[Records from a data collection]
+ + +
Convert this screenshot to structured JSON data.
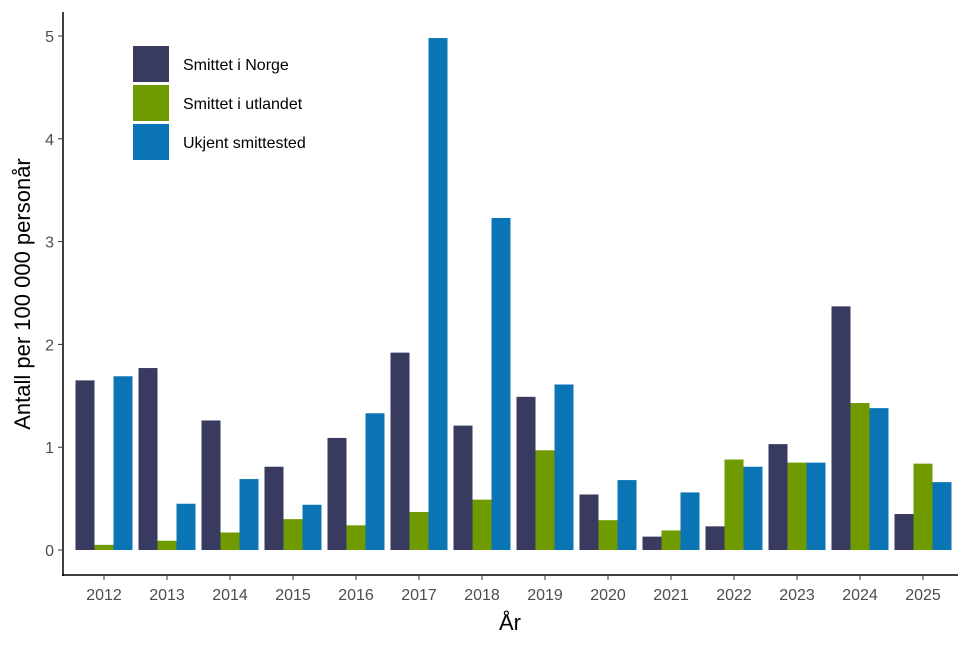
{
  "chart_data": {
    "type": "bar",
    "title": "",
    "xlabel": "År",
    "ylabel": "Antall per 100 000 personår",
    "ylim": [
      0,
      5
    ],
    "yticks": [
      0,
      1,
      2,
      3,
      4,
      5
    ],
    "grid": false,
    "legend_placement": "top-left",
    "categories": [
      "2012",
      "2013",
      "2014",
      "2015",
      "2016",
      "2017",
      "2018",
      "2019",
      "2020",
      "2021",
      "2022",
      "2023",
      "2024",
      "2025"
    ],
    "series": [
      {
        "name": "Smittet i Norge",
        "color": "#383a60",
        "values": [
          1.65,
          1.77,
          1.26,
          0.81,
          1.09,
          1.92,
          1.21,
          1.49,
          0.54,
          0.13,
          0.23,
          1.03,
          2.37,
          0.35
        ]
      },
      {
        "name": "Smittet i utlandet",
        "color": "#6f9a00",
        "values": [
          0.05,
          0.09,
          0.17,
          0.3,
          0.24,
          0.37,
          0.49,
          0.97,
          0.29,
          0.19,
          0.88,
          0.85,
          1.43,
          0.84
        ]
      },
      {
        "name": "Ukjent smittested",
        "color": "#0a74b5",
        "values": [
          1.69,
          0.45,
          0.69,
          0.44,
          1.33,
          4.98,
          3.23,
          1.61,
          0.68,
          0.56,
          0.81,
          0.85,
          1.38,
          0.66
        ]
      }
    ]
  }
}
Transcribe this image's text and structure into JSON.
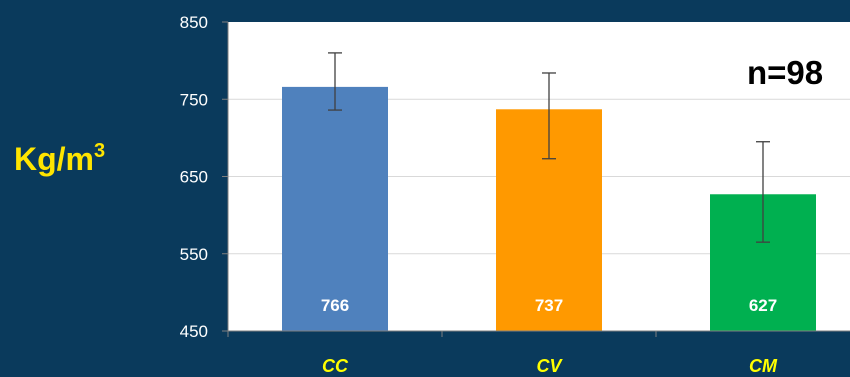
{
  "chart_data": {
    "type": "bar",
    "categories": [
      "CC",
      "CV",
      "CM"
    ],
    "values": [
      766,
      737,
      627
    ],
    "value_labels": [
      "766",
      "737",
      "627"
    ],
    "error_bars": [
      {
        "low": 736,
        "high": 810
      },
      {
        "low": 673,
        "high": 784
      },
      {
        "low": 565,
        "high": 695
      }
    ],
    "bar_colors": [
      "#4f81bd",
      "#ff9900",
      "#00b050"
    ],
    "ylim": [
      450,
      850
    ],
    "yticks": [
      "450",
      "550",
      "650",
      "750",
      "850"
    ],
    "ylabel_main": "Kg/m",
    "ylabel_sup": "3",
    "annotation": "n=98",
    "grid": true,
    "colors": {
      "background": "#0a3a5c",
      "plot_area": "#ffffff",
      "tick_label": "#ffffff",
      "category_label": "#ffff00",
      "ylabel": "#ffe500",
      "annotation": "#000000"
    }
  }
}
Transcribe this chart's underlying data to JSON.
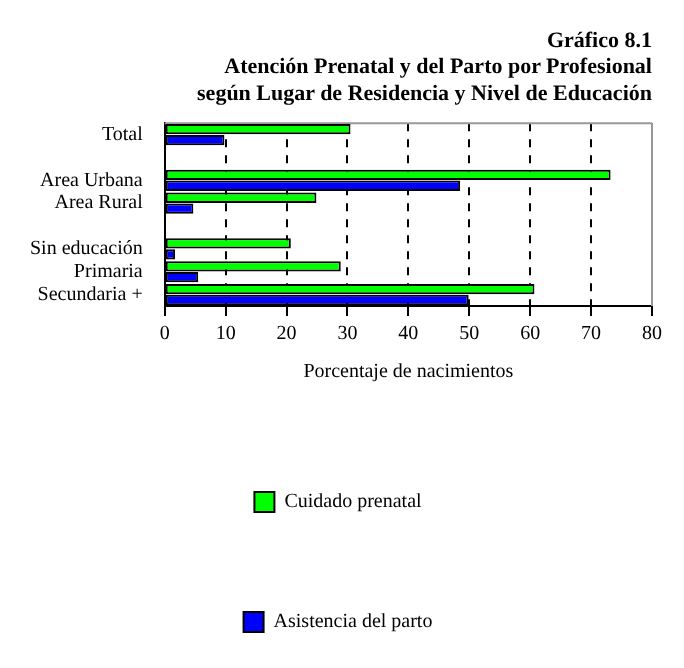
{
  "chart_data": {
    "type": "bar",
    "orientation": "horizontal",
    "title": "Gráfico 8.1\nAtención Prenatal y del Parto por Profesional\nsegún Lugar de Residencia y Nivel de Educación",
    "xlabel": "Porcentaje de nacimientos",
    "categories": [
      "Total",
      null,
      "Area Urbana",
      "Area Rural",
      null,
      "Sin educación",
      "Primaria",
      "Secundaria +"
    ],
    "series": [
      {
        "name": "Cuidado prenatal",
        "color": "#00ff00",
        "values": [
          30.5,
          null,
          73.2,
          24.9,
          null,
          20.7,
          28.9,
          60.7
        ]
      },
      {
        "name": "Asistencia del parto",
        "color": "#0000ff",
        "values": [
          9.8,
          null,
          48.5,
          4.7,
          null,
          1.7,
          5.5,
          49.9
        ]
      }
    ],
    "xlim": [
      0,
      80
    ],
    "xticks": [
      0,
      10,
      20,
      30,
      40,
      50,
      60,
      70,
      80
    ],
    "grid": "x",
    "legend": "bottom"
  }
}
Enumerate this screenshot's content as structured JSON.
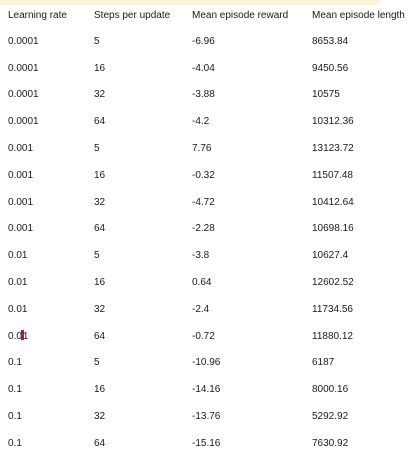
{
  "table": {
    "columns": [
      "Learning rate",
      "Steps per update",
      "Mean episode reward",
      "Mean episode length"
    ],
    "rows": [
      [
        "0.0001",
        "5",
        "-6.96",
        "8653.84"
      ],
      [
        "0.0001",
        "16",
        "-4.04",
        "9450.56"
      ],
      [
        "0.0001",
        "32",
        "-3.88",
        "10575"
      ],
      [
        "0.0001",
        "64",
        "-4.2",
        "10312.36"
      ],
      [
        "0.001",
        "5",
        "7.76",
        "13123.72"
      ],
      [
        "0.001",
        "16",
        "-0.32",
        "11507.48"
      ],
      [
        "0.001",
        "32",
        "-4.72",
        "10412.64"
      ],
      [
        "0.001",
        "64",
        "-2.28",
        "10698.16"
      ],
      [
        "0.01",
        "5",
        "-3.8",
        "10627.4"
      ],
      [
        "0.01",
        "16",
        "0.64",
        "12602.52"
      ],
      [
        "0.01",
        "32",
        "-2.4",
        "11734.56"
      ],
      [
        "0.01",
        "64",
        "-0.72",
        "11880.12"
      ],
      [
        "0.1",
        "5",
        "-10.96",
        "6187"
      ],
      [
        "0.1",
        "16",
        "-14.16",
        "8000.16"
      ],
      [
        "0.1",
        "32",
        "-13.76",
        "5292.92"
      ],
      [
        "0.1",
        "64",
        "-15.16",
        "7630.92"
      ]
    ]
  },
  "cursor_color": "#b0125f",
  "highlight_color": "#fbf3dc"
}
+ + +
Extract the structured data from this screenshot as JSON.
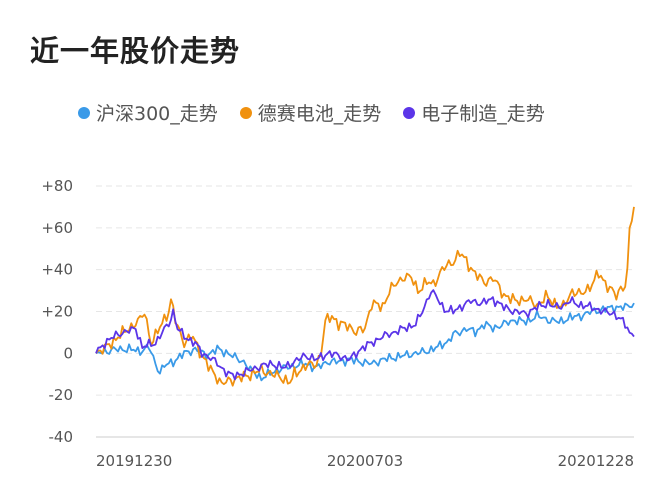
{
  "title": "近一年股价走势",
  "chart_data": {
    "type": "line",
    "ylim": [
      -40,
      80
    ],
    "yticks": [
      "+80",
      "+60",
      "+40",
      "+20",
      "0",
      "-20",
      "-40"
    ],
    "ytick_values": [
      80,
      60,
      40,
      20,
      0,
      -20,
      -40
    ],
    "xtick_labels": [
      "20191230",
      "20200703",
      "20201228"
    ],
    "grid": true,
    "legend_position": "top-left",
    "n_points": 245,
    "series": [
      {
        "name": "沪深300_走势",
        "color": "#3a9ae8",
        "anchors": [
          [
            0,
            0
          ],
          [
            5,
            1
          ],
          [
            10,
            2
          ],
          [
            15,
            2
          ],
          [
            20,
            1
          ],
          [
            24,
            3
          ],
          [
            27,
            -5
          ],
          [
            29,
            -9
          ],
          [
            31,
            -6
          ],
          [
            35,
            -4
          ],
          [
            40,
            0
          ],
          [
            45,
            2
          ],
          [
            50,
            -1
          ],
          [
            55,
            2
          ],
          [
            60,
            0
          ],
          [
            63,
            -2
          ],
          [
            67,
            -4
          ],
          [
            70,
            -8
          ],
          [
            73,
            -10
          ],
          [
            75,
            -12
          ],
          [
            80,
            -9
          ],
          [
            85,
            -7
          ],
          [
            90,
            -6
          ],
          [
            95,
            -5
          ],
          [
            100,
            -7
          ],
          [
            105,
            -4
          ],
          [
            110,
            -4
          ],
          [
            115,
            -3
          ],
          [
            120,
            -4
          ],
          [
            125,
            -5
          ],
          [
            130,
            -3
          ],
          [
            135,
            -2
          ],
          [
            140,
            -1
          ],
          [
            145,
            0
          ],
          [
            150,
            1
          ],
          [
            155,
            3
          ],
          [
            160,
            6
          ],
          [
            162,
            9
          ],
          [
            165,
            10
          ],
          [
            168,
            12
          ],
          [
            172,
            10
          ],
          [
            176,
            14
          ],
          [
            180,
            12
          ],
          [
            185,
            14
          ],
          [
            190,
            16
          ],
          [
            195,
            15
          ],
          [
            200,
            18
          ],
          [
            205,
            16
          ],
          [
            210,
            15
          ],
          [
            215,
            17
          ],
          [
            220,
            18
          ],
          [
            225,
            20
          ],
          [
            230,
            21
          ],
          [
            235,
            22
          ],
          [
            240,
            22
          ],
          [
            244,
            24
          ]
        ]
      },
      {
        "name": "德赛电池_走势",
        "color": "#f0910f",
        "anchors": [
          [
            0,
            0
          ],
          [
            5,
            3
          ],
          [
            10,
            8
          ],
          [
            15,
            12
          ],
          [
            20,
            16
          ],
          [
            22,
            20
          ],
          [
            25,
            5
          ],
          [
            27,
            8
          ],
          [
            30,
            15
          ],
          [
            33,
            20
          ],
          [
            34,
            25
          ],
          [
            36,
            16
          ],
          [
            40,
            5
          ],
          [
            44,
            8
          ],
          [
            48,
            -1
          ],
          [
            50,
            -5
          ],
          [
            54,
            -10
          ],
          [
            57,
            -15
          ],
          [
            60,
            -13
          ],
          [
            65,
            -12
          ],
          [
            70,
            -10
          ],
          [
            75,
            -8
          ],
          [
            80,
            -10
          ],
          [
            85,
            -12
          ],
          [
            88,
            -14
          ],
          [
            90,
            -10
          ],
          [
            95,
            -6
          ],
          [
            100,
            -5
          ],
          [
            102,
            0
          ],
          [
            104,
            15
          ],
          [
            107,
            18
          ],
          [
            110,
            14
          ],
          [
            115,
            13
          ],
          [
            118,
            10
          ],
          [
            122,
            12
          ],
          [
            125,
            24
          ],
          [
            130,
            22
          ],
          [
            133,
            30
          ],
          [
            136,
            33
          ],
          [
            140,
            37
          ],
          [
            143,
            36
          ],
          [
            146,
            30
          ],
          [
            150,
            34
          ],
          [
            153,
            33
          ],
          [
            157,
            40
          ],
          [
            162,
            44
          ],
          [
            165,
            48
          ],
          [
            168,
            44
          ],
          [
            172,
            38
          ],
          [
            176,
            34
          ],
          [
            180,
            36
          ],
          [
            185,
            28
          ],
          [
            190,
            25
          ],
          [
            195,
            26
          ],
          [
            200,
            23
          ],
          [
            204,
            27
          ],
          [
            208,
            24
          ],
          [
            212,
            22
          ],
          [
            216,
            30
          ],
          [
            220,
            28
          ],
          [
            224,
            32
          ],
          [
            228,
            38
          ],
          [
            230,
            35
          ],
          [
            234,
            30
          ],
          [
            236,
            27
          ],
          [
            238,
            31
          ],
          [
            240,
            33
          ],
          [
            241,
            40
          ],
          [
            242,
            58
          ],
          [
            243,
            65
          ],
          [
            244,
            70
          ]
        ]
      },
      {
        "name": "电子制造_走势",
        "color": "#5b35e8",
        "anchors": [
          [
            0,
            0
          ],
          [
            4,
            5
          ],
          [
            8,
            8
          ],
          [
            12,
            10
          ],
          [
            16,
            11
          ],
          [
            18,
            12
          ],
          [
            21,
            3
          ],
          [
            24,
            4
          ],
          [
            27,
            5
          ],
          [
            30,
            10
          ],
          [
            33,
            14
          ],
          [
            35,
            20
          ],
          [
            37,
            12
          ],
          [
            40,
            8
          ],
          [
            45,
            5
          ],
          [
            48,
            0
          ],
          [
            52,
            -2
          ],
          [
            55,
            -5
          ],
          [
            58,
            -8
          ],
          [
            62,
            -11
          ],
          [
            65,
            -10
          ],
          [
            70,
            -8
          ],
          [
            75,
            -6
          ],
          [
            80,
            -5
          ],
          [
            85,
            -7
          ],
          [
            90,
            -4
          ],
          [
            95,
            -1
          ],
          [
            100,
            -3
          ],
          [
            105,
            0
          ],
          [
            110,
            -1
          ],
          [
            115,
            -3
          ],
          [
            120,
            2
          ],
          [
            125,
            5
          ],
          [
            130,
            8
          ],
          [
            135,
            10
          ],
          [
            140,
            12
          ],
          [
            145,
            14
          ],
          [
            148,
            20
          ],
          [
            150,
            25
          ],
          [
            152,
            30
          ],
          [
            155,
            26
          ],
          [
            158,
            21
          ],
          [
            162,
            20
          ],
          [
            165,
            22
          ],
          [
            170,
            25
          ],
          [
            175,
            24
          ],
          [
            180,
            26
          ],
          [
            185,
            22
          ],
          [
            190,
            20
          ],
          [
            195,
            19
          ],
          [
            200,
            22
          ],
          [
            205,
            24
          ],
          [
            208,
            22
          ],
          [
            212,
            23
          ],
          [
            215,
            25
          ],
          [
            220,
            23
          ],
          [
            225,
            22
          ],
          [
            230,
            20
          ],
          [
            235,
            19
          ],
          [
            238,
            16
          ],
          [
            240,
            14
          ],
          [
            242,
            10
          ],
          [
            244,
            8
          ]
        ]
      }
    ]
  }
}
+ + +
Given instruction:
Copy each line of the listing that includes "Mean".

Task output:
      "Mean episode reward",
      "Mean episode length"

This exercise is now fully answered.